Seorang penanya mewakili Ahmadiyah dalam diskusi bedah buku mengatakan bahwa di buku ini kurang detail saat menuliskan konflik Ahmadiyah karena dari jemaah Ahmadiyah melaporkannya tidak hanya kepada komnas HAM saja tetapi juga kepada Komnas Perempuan, Ombudsman ketika ada beberapa anggota Ahmadiyah menjadi saksi saat kasus Sintang juga ke Lembaga Perlindungan Saksi dan Korban (LPSK). Laporan juga diberikan kepada Komisi Yudisial dan Komisi Kejaksaan karena ada beberapa tindakan hakim dalam persidangan. Ia memberi  apresiasi setinggi-tingginya kepada komnas HAM yang telah mendindaklanjuti pengaduan dan beberapa kasus terselesaikan melalui mediasi.

Kutipan Sumber —
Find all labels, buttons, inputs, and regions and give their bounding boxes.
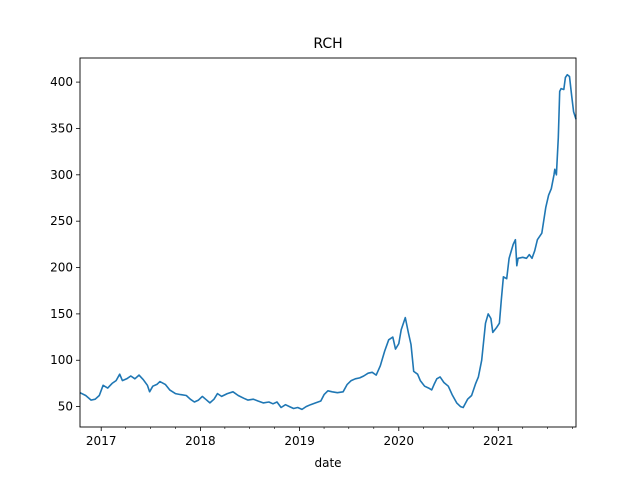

Tugas 1 — Bisakah Anda menyusun ulang paragraf artikel yang diawali "Seorang penanya mewakili Ahmadiyah" menjadi daftar poin yang lebih ringkas tanpa menghilangkan fakta utamanya?
Tugas 2 — Bisakah Anda melanjutkan artikel tentang diskusi bedah buku dan konflik Ahmadiyah, mulai dari kalimat terakhir yang tercantum?

Jawaban Tertulis 1 —
- Dalam diskusi bedah buku, seorang penanya yang mewakili Ahmadiyah menilai buku ini kurang detail saat menuliskan konflik Ahmadiyah.
- Jemaah Ahmadiyah melapor tidak hanya kepada Komnas HAM, tetapi juga kepada Komnas Perempuan, Ombudsman, dan Lembaga Perlindungan Saksi dan Korban (LPSK).
- Beberapa anggota Ahmadiyah menjadi saksi dalam kasus Sintang.
- Laporan juga disampaikan kepada Komisi Yudisial dan Komisi Kejaksaan karena ada beberapa tindakan hakim dalam persidangan.
- Penanya memberi apresiasi setinggi-tingginya kepada Komnas HAM karena telah menindaklanjuti pengaduan. Beberapa kasus terselesaikan melalui mediasi.

Jawaban Tertulis 2 —
Di kasus Surabaya, pihaknya sempat terhambat memperpanjang izinnya lantas melalui mediasi izin tersebut diperoleh kembali. Tetapi memang ada faktor penunjang yaitu dukungan dan ketegasan dari Ombudsman. Ombudsman memanggil langsung Bu Risma dipanggil ke Jakarta. Panggilan pertama diwakili. Panggilan kedua masih mewakilkan .Panggilan ketiga karena Ombudman memberi oltimatum maka hadir. Pertemuan itu benar-benar peacefull karena memandang Ahmadiyah baik. Adanya legal opinium Universitas Airlangga dan dilampirkan di Komnas HAM dan mungkin jadi rujukan Komnas HAM sehingga mendorong terbit Izin Pemakaian Tanah (IPT) di Surabaya.

Pada kasus Jambi, yang menjadi mediator saat itu adalah Sandra Moniaga oleh Ahmadiyah dikenal sangat tegas., buat kami beliau sangat tegas. Di kantor gubernur, pihak yang dimediatorkan kepada Ahmadiyah menggunakan Fatwa MUI yang tidak bisa digunakan. Tidak bisa satu pihak menggunakan rujukan yang tidak sesuai dengan yang disandarkan. (Ast)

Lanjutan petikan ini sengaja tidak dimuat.